* Begin Data for this task *

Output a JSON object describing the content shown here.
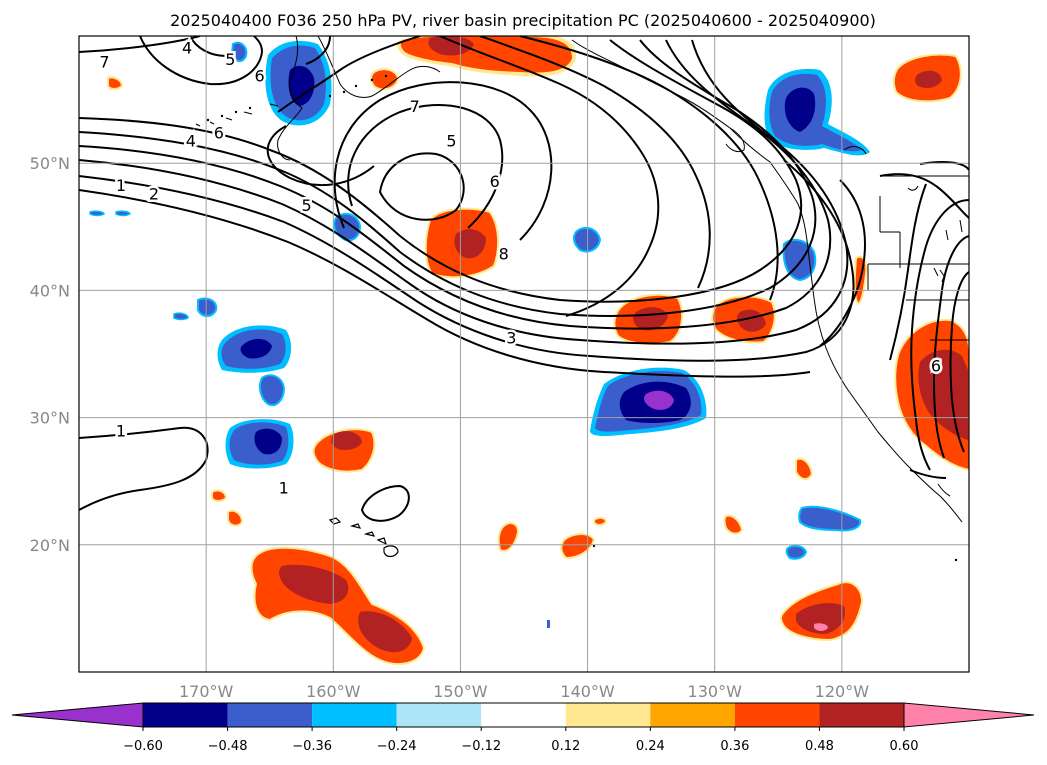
{
  "title": "2025040400 F036 250 hPa PV, river basin precipitation PC (2025040600 - 2025040900)",
  "map": {
    "lon_range": [
      -180,
      -110
    ],
    "lat_range": [
      10,
      60
    ],
    "lon_ticks": [
      {
        "lon": -170,
        "label": "170°W"
      },
      {
        "lon": -160,
        "label": "160°W"
      },
      {
        "lon": -150,
        "label": "150°W"
      },
      {
        "lon": -140,
        "label": "140°W"
      },
      {
        "lon": -130,
        "label": "130°W"
      },
      {
        "lon": -120,
        "label": "120°W"
      }
    ],
    "lat_ticks": [
      {
        "lat": 50,
        "label": "50°N"
      },
      {
        "lat": 40,
        "label": "40°N"
      },
      {
        "lat": 30,
        "label": "30°N"
      },
      {
        "lat": 20,
        "label": "20°N"
      }
    ],
    "contour_labels": [
      {
        "text": "7",
        "lon": -178.0,
        "lat": 58.0
      },
      {
        "text": "4",
        "lon": -171.5,
        "lat": 59.1
      },
      {
        "text": "5",
        "lon": -168.1,
        "lat": 58.2
      },
      {
        "text": "6",
        "lon": -165.8,
        "lat": 56.9
      },
      {
        "text": "6",
        "lon": -169.0,
        "lat": 52.4
      },
      {
        "text": "4",
        "lon": -171.2,
        "lat": 51.8
      },
      {
        "text": "1",
        "lon": -176.7,
        "lat": 48.3
      },
      {
        "text": "2",
        "lon": -174.1,
        "lat": 47.6
      },
      {
        "text": "5",
        "lon": -162.1,
        "lat": 46.7
      },
      {
        "text": "7",
        "lon": -153.6,
        "lat": 54.5
      },
      {
        "text": "5",
        "lon": -150.7,
        "lat": 51.8
      },
      {
        "text": "6",
        "lon": -147.3,
        "lat": 48.6
      },
      {
        "text": "8",
        "lon": -146.6,
        "lat": 42.9
      },
      {
        "text": "3",
        "lon": -146.0,
        "lat": 36.3
      },
      {
        "text": "1",
        "lon": -176.7,
        "lat": 29.0
      },
      {
        "text": "1",
        "lon": -163.9,
        "lat": 24.5
      },
      {
        "text": "6",
        "lon": -112.6,
        "lat": 34.1
      }
    ]
  },
  "colorbar": {
    "labels": [
      "−0.60",
      "−0.48",
      "−0.36",
      "−0.24",
      "−0.12",
      "0.12",
      "0.24",
      "0.36",
      "0.48",
      "0.60"
    ],
    "colors": [
      "#9932cc",
      "#00008b",
      "#3a5fcd",
      "#00bfff",
      "#ade4f8",
      "#ffffff",
      "#ffe890",
      "#ffa500",
      "#ff4500",
      "#b22222",
      "#ff82ab"
    ]
  }
}
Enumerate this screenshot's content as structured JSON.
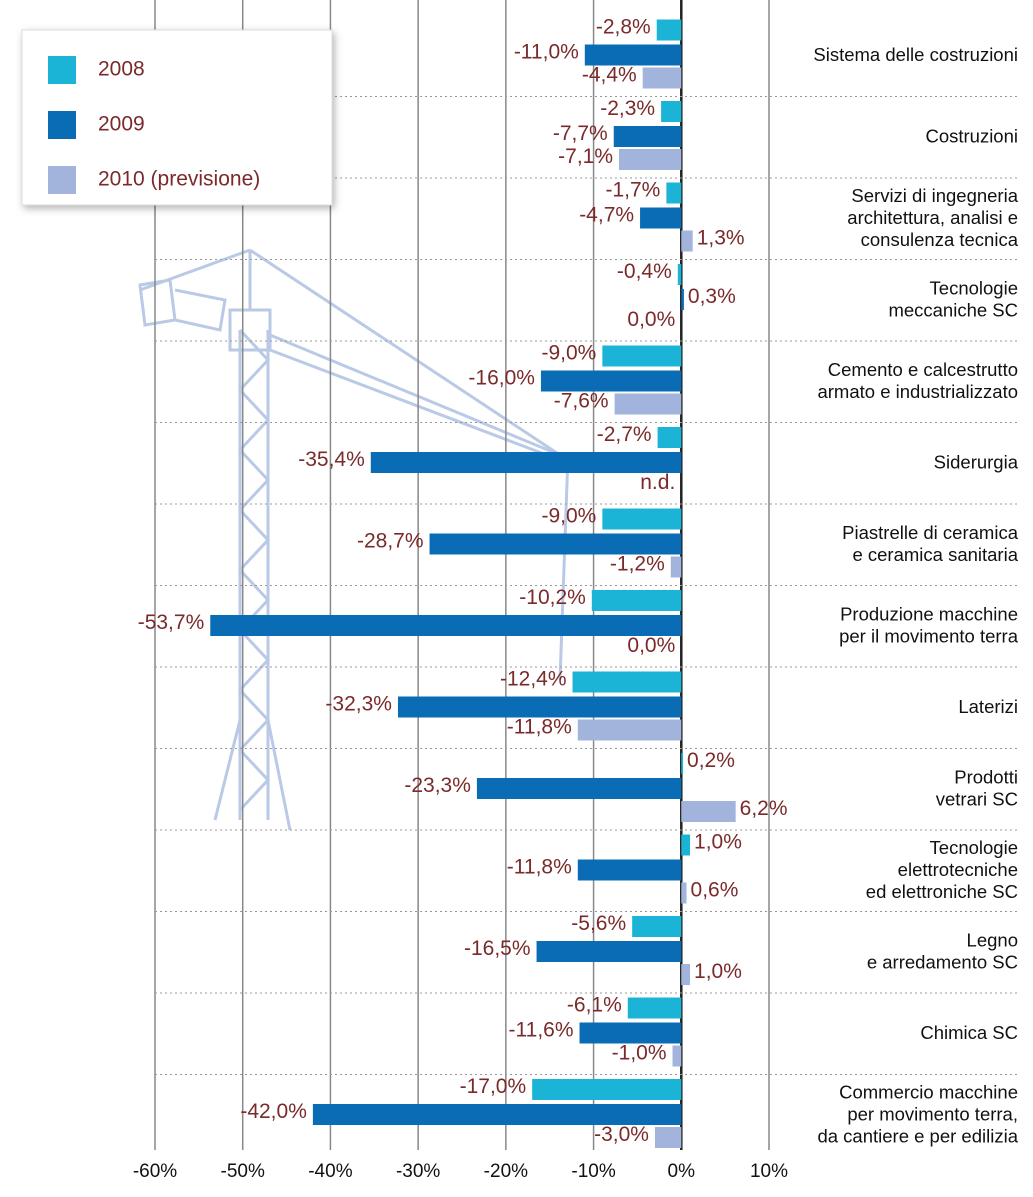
{
  "chart_data": {
    "type": "bar",
    "orientation": "horizontal",
    "categories": [
      [
        "Sistema delle costruzioni"
      ],
      [
        "Costruzioni"
      ],
      [
        "Servizi di ingegneria",
        "architettura, analisi e",
        "consulenza tecnica"
      ],
      [
        "Tecnologie",
        "meccaniche SC"
      ],
      [
        "Cemento e calcestrutto",
        "armato e industrializzato"
      ],
      [
        "Siderurgia"
      ],
      [
        "Piastrelle di ceramica",
        "e ceramica sanitaria"
      ],
      [
        "Produzione macchine",
        "per il movimento terra"
      ],
      [
        "Laterizi"
      ],
      [
        "Prodotti",
        "vetrari SC"
      ],
      [
        "Tecnologie",
        "elettrotecniche",
        "ed elettroniche SC"
      ],
      [
        "Legno",
        "e arredamento SC"
      ],
      [
        "Chimica SC"
      ],
      [
        "Commercio macchine",
        "per movimento terra,",
        "da cantiere e per edilizia"
      ]
    ],
    "series": [
      {
        "name": "2008",
        "color": "#1cb4d6",
        "values": [
          -2.8,
          -2.3,
          -1.7,
          -0.4,
          -9.0,
          -2.7,
          -9.0,
          -10.2,
          -12.4,
          0.2,
          1.0,
          -5.6,
          -6.1,
          -17.0
        ],
        "value_labels": [
          "-2,8%",
          "-2,3%",
          "-1,7%",
          "-0,4%",
          "-9,0%",
          "-2,7%",
          "-9,0%",
          "-10,2%",
          "-12,4%",
          "0,2%",
          "1,0%",
          "-5,6%",
          "-6,1%",
          "-17,0%"
        ]
      },
      {
        "name": "2009",
        "color": "#0a6cb4",
        "values": [
          -11.0,
          -7.7,
          -4.7,
          0.3,
          -16.0,
          -35.4,
          -28.7,
          -53.7,
          -32.3,
          -23.3,
          -11.8,
          -16.5,
          -11.6,
          -42.0
        ],
        "value_labels": [
          "-11,0%",
          "-7,7%",
          "-4,7%",
          "0,3%",
          "-16,0%",
          "-35,4%",
          "-28,7%",
          "-53,7%",
          "-32,3%",
          "-23,3%",
          "-11,8%",
          "-16,5%",
          "-11,6%",
          "-42,0%"
        ]
      },
      {
        "name": "2010 (previsione)",
        "color": "#a2b4dc",
        "values": [
          -4.4,
          -7.1,
          1.3,
          0.0,
          -7.6,
          null,
          -1.2,
          0.0,
          -11.8,
          6.2,
          0.6,
          1.0,
          -1.0,
          -3.0
        ],
        "value_labels": [
          "-4,4%",
          "-7,1%",
          "1,3%",
          "0,0%",
          "-7,6%",
          "n.d.",
          "-1,2%",
          "0,0%",
          "-11,8%",
          "6,2%",
          "0,6%",
          "1,0%",
          "-1,0%",
          "-3,0%"
        ]
      }
    ],
    "xlim": [
      -60,
      10
    ],
    "xticks": [
      {
        "value": -60,
        "label": "-60%"
      },
      {
        "value": -50,
        "label": "-50%"
      },
      {
        "value": -40,
        "label": "-40%"
      },
      {
        "value": -30,
        "label": "-30%"
      },
      {
        "value": -20,
        "label": "-20%"
      },
      {
        "value": -10,
        "label": "-10%"
      },
      {
        "value": 0,
        "label": "0%"
      },
      {
        "value": 10,
        "label": "10%"
      }
    ],
    "grid": true,
    "legend": "top-left"
  }
}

* End Data for this task *

#### [Work to do]
Copy each line exactly, and leave the pictures out of your copy.

#### [Task result]
Output a JSON object describing the content shown here.
{
  "title": "2025040400 F036 250 hPa PV, river basin precipitation PC (2025040600 - 2025040900)",
  "map": {
    "lon_range": [
      -180,
      -110
    ],
    "lat_range": [
      10,
      60
    ],
    "lon_ticks": [
      {
        "lon": -170,
        "label": "170°W"
      },
      {
        "lon": -160,
        "label": "160°W"
      },
      {
        "lon": -150,
        "label": "150°W"
      },
      {
        "lon": -140,
        "label": "140°W"
      },
      {
        "lon": -130,
        "label": "130°W"
      },
      {
        "lon": -120,
        "label": "120°W"
      }
    ],
    "lat_ticks": [
      {
        "lat": 50,
        "label": "50°N"
      },
      {
        "lat": 40,
        "label": "40°N"
      },
      {
        "lat": 30,
        "label": "30°N"
      },
      {
        "lat": 20,
        "label": "20°N"
      }
    ],
    "contour_labels": [
      {
        "text": "7",
        "lon": -178.0,
        "lat": 58.0
      },
      {
        "text": "4",
        "lon": -171.5,
        "lat": 59.1
      },
      {
        "text": "5",
        "lon": -168.1,
        "lat": 58.2
      },
      {
        "text": "6",
        "lon": -165.8,
        "lat": 56.9
      },
      {
        "text": "6",
        "lon": -169.0,
        "lat": 52.4
      },
      {
        "text": "4",
        "lon": -171.2,
        "lat": 51.8
      },
      {
        "text": "1",
        "lon": -176.7,
        "lat": 48.3
      },
      {
        "text": "2",
        "lon": -174.1,
        "lat": 47.6
      },
      {
        "text": "5",
        "lon": -162.1,
        "lat": 46.7
      },
      {
        "text": "7",
        "lon": -153.6,
        "lat": 54.5
      },
      {
        "text": "5",
        "lon": -150.7,
        "lat": 51.8
      },
      {
        "text": "6",
        "lon": -147.3,
        "lat": 48.6
      },
      {
        "text": "8",
        "lon": -146.6,
        "lat": 42.9
      },
      {
        "text": "3",
        "lon": -146.0,
        "lat": 36.3
      },
      {
        "text": "1",
        "lon": -176.7,
        "lat": 29.0
      },
      {
        "text": "1",
        "lon": -163.9,
        "lat": 24.5
      },
      {
        "text": "6",
        "lon": -112.6,
        "lat": 34.1
      }
    ]
  },
  "colorbar": {
    "labels": [
      "−0.60",
      "−0.48",
      "−0.36",
      "−0.24",
      "−0.12",
      "0.12",
      "0.24",
      "0.36",
      "0.48",
      "0.60"
    ],
    "colors": [
      "#9932cc",
      "#00008b",
      "#3a5fcd",
      "#00bfff",
      "#ade4f8",
      "#ffffff",
      "#ffe890",
      "#ffa500",
      "#ff4500",
      "#b22222",
      "#ff82ab"
    ]
  }
}
Enumerate this screenshot's content as structured JSON.
{
  "chart_data": {
    "type": "bar",
    "orientation": "horizontal",
    "categories": [
      [
        "Sistema delle costruzioni"
      ],
      [
        "Costruzioni"
      ],
      [
        "Servizi di ingegneria",
        "architettura, analisi e",
        "consulenza tecnica"
      ],
      [
        "Tecnologie",
        "meccaniche SC"
      ],
      [
        "Cemento e calcestrutto",
        "armato e industrializzato"
      ],
      [
        "Siderurgia"
      ],
      [
        "Piastrelle di ceramica",
        "e ceramica sanitaria"
      ],
      [
        "Produzione macchine",
        "per il movimento terra"
      ],
      [
        "Laterizi"
      ],
      [
        "Prodotti",
        "vetrari SC"
      ],
      [
        "Tecnologie",
        "elettrotecniche",
        "ed elettroniche SC"
      ],
      [
        "Legno",
        "e arredamento SC"
      ],
      [
        "Chimica SC"
      ],
      [
        "Commercio macchine",
        "per movimento terra,",
        "da cantiere e per edilizia"
      ]
    ],
    "series": [
      {
        "name": "2008",
        "color": "#1cb4d6",
        "values": [
          -2.8,
          -2.3,
          -1.7,
          -0.4,
          -9.0,
          -2.7,
          -9.0,
          -10.2,
          -12.4,
          0.2,
          1.0,
          -5.6,
          -6.1,
          -17.0
        ],
        "value_labels": [
          "-2,8%",
          "-2,3%",
          "-1,7%",
          "-0,4%",
          "-9,0%",
          "-2,7%",
          "-9,0%",
          "-10,2%",
          "-12,4%",
          "0,2%",
          "1,0%",
          "-5,6%",
          "-6,1%",
          "-17,0%"
        ]
      },
      {
        "name": "2009",
        "color": "#0a6cb4",
        "values": [
          -11.0,
          -7.7,
          -4.7,
          0.3,
          -16.0,
          -35.4,
          -28.7,
          -53.7,
          -32.3,
          -23.3,
          -11.8,
          -16.5,
          -11.6,
          -42.0
        ],
        "value_labels": [
          "-11,0%",
          "-7,7%",
          "-4,7%",
          "0,3%",
          "-16,0%",
          "-35,4%",
          "-28,7%",
          "-53,7%",
          "-32,3%",
          "-23,3%",
          "-11,8%",
          "-16,5%",
          "-11,6%",
          "-42,0%"
        ]
      },
      {
        "name": "2010 (previsione)",
        "color": "#a2b4dc",
        "values": [
          -4.4,
          -7.1,
          1.3,
          0.0,
          -7.6,
          null,
          -1.2,
          0.0,
          -11.8,
          6.2,
          0.6,
          1.0,
          -1.0,
          -3.0
        ],
        "value_labels": [
          "-4,4%",
          "-7,1%",
          "1,3%",
          "0,0%",
          "-7,6%",
          "n.d.",
          "-1,2%",
          "0,0%",
          "-11,8%",
          "6,2%",
          "0,6%",
          "1,0%",
          "-1,0%",
          "-3,0%"
        ]
      }
    ],
    "xlim": [
      -60,
      10
    ],
    "xticks": [
      {
        "value": -60,
        "label": "-60%"
      },
      {
        "value": -50,
        "label": "-50%"
      },
      {
        "value": -40,
        "label": "-40%"
      },
      {
        "value": -30,
        "label": "-30%"
      },
      {
        "value": -20,
        "label": "-20%"
      },
      {
        "value": -10,
        "label": "-10%"
      },
      {
        "value": 0,
        "label": "0%"
      },
      {
        "value": 10,
        "label": "10%"
      }
    ],
    "grid": true,
    "legend": "top-left"
  }
}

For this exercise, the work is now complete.